**VORLIEGENDER TEXT:**
Brüssel/Wien. „Dieses Hin und Her ist wirklich ermüdend, und davon haben viele Leute die Nase voll.“ Mit diesen Worten brachte der Präsident des Europaparlaments, Martin Schulz, die derzeitige Stimmung gegenüber Griechenland auf den Punkt. Die Europartner sind über die ständig neuen Vorschläge aus Athen, das Nichteinhalten von Zusagen und Drohungen verärgert. Zur Eskalation hat die Fernsehansprache des griechischen Regierungschefs, Alexis Tsipras, beigetragen. Nur zwei Stunden vor einer Telefonkonferenz der Euro-Gruppe rief er am Mittwoch die Bevölkerung zu einer Ablehnung der Reform- und Sparauflagen bei einem Referendum am kommenden Sonntag auf. Kurz vorher hatte er noch selbst in einem Brief an die Kreditgeber diesen Vorschlägen weitgehend zugestimmt.

Unter den Verhandlungspartnern ist zudem der Eindruck entstanden, Tsipras habe versucht, die Euro-Regierungen zu spalten. IWF-Chefin Christine Lagarde äußerte sich am Donnerstag ungewöhnlich emotional über diese Linie: „Angesichts des Maßes an Unsicherheit, Verwirrung und ständiger Bewegung wäre aus meiner Sicht weiterhin ein bisschen mehr Erwachsensein erforderlich.“ Es gebe keinen Grund, „warum es für Griechenland eine Sonderbehandlung geben sollte“. Lagarde wies darauf hin, dass auch andere Länder wie Portugal oder Irland harte Maßnahmen ergriffen hätten, um ihren Staatshaushalt in Ordnung zu bringen.

Unmittelbar nach dem Referendum in Griechenland wollen die Staats- und Regierungschefs der EU Anfang der Woche einen Sondergipfel abhalten. Deutschlands Bundeskanzlerin, Angela Merkel, hat bereits angekündigt, sich lediglich bei einer Zustimmung der griechischen Bevölkerung zu den Auflagen weiterhin für eine Lösung der Schuldenkrise einzusetzen. Frankreich, das sich bisher stets für eine Einigung mit Athen eingesetzt hat, dürfte jedenfalls auf einen Kompromiss drängen.

**DEINE AUFGABE:**
Schreib den Artikel über den Ärger der Europartner mit Griechenland nach seinem letzten Satz weiter.

**AUSZUG AUS DATEN:**
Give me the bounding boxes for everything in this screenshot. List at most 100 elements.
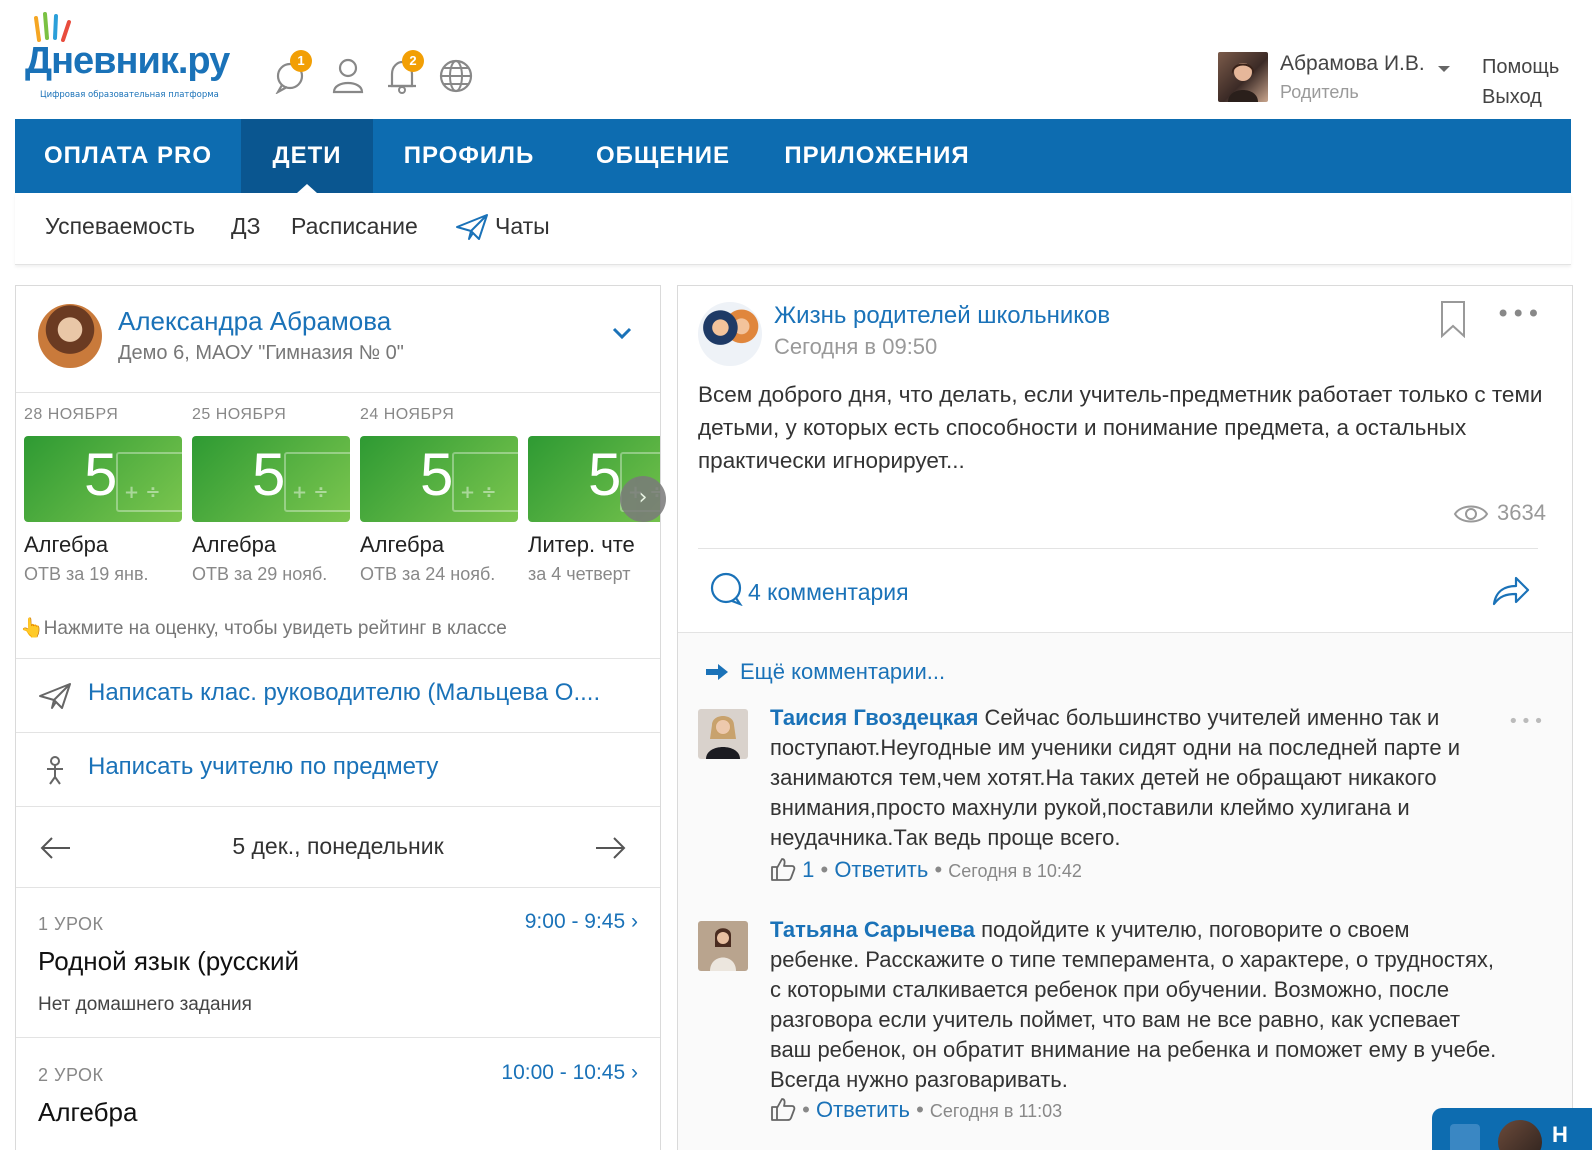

**ANTWORT:**
Euro–Gruppen-Chef Jeroen Dijsselbloem verstärkte am Donnerstag den Druck auf die griechische Regierung. Er hatte einen Tag zuvor die spontane Telefonkonferenz mit allen Finanzministern einberufen, um in letzter Minute doch noch eine Annäherung zu erzielen. Er betonte nun, dass es bei einem Nein der Griechen am kommenden Sonntag keine Basis mehr für ein neues Hilfsprogramm gebe, „sondern dann ist es sehr fraglich, ob es überhaupt noch eine Basis für Griechenland in der Eurozone gibt“.

Verständnis für die Haltung der griechischen Regierung kam indessen aus Argentinien von Staatspräsidentin Cristina Kirchner. Sie erinnerte an Parallelen zur Situation in ihrem Land zur Jahrtausendwende. „Das, was das griechische Volk durchmacht, ist genau das Gleiche, was wir Argentinier 2001 durchgemacht haben: das Drama der schrecklichen neoliberalen Politik der ständigen Anpassungen, die Elend, Hunger und Arbeitslosigkeit nach sich ziehen.“ Argentinien war damals pleitegegangen. Die Einführung von Kapitalverkehrskontrollen, wie sie derzeit auch in Griechenland gelten, führte zu Plünderungen, Unruhen, blutigen Protesten und zur Flucht des Präsidenten. (ag., wb)

("Die Presse", Print-Ausgabe, 03.07.2015)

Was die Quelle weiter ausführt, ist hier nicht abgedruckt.